Drop the pictures from the entries below, then reproduce the rest exactly.

> **Provided material**
+ + +
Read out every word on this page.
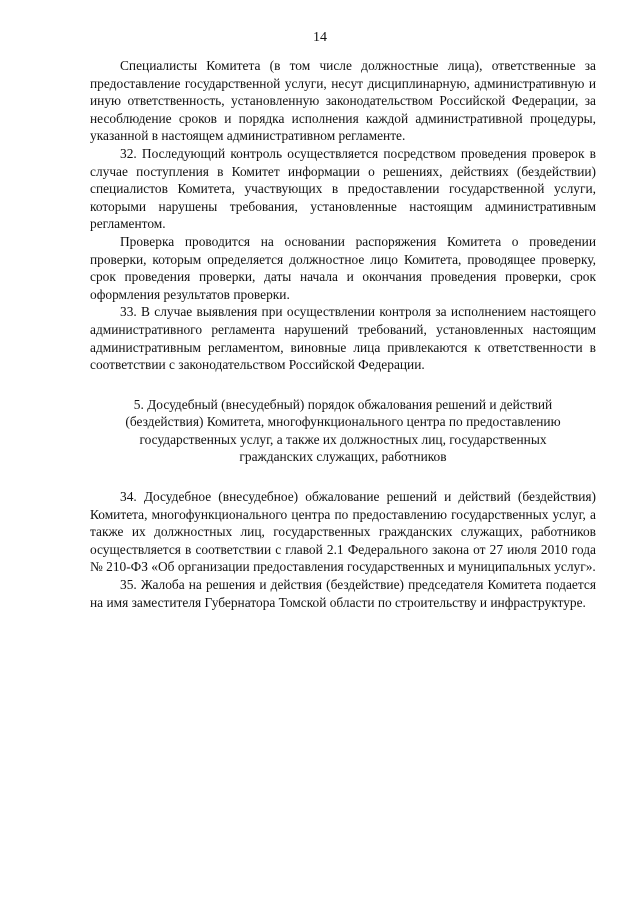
14

Специалисты Комитета (в том числе должностные лица), ответственные за предоставление государственной услуги, несут дисциплинарную, административную и иную ответственность, установленную законодательством Российской Федерации, за несоблюдение сроков и порядка исполнения каждой административной процедуры, указанной в настоящем административном регламенте.

32. Последующий контроль осуществляется посредством проведения проверок в случае поступления в Комитет информации о решениях, действиях (бездействии) специалистов Комитета, участвующих в предоставлении государственной услуги, которыми нарушены требования, установленные настоящим административным регламентом.

Проверка проводится на основании распоряжения Комитета о проведении проверки, которым определяется должностное лицо Комитета, проводящее проверку, срок проведения проверки, даты начала и окончания проведения проверки, срок оформления результатов проверки.

33. В случае выявления при осуществлении контроля за исполнением настоящего административного регламента нарушений требований, установленных настоящим административным регламентом, виновные лица привлекаются к ответственности в соответствии с законодательством Российской Федерации.

5. Досудебный (внесудебный) порядок обжалования решений и действий (бездействия) Комитета, многофункционального центра по предоставлению государственных услуг, а также их должностных лиц, государственных гражданских служащих, работников

34. Досудебное (внесудебное) обжалование решений и действий (бездействия) Комитета, многофункционального центра по предоставлению государственных услуг, а также их должностных лиц, государственных гражданских служащих, работников осуществляется в соответствии с главой 2.1 Федерального закона от 27 июля 2010 года № 210-ФЗ «Об организации предоставления государственных и муниципальных услуг».

35. Жалоба на решения и действия (бездействие) председателя Комитета подается на имя заместителя Губернатора Томской области по строительству и инфраструктуре.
+ + +
> **Task solution**
Read out every word on this page.
14

Специалисты Комитета (в том числе должностные лица), ответственные за предоставление государственной услуги, несут дисциплинарную, административную и иную ответственность, установленную законодательством Российской Федерации, за несоблюдение сроков и порядка исполнения каждой административной процедуры, указанной в настоящем административном регламенте.

32. Последующий контроль осуществляется посредством проведения проверок в случае поступления в Комитет информации о решениях, действиях (бездействии) специалистов Комитета, участвующих в предоставлении государственной услуги, которыми нарушены требования, установленные настоящим административным регламентом.

Проверка проводится на основании распоряжения Комитета о проведении проверки, которым определяется должностное лицо Комитета, проводящее проверку, срок проведения проверки, даты начала и окончания проведения проверки, срок оформления результатов проверки.

33. В случае выявления при осуществлении контроля за исполнением настоящего административного регламента нарушений требований, установленных настоящим административным регламентом, виновные лица привлекаются к ответственности в соответствии с законодательством Российской Федерации.

5. Досудебный (внесудебный) порядок обжалования решений и действий (бездействия) Комитета, многофункционального центра по предоставлению государственных услуг, а также их должностных лиц, государственных гражданских служащих, работников

34. Досудебное (внесудебное) обжалование решений и действий (бездействия) Комитета, многофункционального центра по предоставлению государственных услуг, а также их должностных лиц, государственных гражданских служащих, работников осуществляется в соответствии с главой 2.1 Федерального закона от 27 июля 2010 года № 210-ФЗ «Об организации предоставления государственных и муниципальных услуг».

35. Жалоба на решения и действия (бездействие) председателя Комитета подается на имя заместителя Губернатора Томской области по строительству и инфраструктуре.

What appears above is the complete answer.